* Ausgewählter Auszug *
###

Zielgruppe sind vor allem Patienten mit Erkrankungen aus dem schizophrenen Formenkreis, sprich: Psychosen, sowie affektiven Störungen, also psychiatrische Krankheiten, welche die Stimmung betreffen – was natürlich nicht im Umkehrschluss heißt, dass alle Patienten dieser Krankheitsbilder aggressives Verhalten zeigen. Das gesamte Personal der Psychiatrie wurde in „shared-decision-making“-Workshops (englisch für: gemeinsam Entscheidungen treffen) geschult, bei denen auch Patienten und Angehörige mitentscheiden dürfen, wie dem Einsatz von Zwangsmaßnahmen individuell vorgebeugt werden könnte.
Zudem gab es für das Personal Deeskalationstrategie- und Kriseninterventionstrainings. „Die meisten Zwangsmaßnahmen werden statistisch gesehen in den ersten drei Tagen des Aufenthalts des Patienten angewandt“, so Gogolkiewicz. Deshalb gelte es, aggressiven Patienten schon bei der Ankunft ein gutes Gefühl und Sicherheit zu vermitteln und sie zu beruhigen. „Viel kann man schon über Kommunikation erreichen – wenn man freundlich und fürsorglich auf den Patienten zugeht und sich in dessen Situation hineinversetzt“, so Bopp, der von einer psychotherapeutischen Grundhaltung spricht. Der vom Modellvorhaben angesprochene Patient sei häufig aufgrund seiner Krankheit übermäßig misstrauisch und ängstlich, weswegen er sich unter Umständen auch mit Gewalt wehren würde.

###

* Datensatz *
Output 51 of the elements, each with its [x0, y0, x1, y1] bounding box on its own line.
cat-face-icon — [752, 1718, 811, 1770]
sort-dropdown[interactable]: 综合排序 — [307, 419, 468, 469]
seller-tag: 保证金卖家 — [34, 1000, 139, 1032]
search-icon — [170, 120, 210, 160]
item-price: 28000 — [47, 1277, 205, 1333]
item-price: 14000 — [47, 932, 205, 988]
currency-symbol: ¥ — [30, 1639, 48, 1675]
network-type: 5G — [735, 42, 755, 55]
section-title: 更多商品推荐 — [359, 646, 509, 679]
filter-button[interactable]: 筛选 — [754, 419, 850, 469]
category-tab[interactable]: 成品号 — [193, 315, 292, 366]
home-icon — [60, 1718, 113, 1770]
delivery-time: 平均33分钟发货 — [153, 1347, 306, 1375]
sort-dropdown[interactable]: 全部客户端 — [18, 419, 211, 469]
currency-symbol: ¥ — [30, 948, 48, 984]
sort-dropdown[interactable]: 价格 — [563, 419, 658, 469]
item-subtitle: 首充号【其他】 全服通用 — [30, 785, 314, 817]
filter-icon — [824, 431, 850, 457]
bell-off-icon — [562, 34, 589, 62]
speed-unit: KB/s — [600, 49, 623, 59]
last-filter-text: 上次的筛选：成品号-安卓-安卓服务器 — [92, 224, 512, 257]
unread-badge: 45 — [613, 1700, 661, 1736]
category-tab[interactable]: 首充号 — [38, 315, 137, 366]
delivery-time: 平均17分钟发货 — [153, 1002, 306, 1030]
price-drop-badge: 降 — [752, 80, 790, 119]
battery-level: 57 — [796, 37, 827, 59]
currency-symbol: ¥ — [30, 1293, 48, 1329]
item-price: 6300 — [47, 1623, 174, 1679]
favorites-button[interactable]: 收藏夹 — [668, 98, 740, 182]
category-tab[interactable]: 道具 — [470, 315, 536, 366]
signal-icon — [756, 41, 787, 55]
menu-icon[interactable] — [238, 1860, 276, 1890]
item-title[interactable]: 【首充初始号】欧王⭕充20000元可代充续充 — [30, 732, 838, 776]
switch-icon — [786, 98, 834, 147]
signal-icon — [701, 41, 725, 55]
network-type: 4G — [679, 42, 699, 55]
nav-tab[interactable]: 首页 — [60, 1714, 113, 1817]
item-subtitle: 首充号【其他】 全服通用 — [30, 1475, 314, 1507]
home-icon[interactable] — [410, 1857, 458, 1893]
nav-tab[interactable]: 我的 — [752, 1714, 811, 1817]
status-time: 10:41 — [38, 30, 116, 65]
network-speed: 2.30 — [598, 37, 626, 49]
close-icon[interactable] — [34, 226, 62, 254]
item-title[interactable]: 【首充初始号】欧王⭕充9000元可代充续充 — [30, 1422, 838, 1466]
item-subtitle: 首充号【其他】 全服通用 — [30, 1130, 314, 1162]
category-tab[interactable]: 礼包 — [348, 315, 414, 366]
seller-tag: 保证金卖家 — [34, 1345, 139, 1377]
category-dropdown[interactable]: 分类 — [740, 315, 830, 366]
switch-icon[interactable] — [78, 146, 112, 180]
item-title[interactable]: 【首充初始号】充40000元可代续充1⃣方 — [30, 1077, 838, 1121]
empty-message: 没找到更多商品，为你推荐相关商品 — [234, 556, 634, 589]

###

* Anforderung 1 *
Gib einen Teil des Auszugs über Zwangsmaßnahmen in der Psychiatrie erneut wieder: Beginne bei den Worten „Zielgruppe sind vor“, ende nach „vorgebeugt werden könnte.“ und benenne dabei „Angehörige“ in „Familienmitglieder“ um.
* Anforderung 2 *
Nenne alle Schulungen und Trainings, die das Personal laut dem Auszug über Zwangsmaßnahmen in der Psychiatrie erhalten hat.

* Antwort 1 *
Zielgruppe sind vor allem Patienten mit Erkrankungen aus dem schizophrenen Formenkreis, sprich: Psychosen, sowie affektiven Störungen, also psychiatrische Krankheiten, welche die Stimmung betreffen – was natürlich nicht im Umkehrschluss heißt, dass alle Patienten dieser Krankheitsbilder aggressives Verhalten zeigen. Das gesamte Personal der Psychiatrie wurde in „shared-decision-making“-Workshops (englisch für: gemeinsam Entscheidungen treffen) geschult, bei denen auch Patienten und Familienmitglieder mitentscheiden dürfen, wie dem Einsatz von Zwangsmaßnahmen individuell vorgebeugt werden könnte.

* Antwort 2 *
- „shared-decision-making“-Workshops
- Deeskalationstrategietrainings
- Kriseninterventionstrainings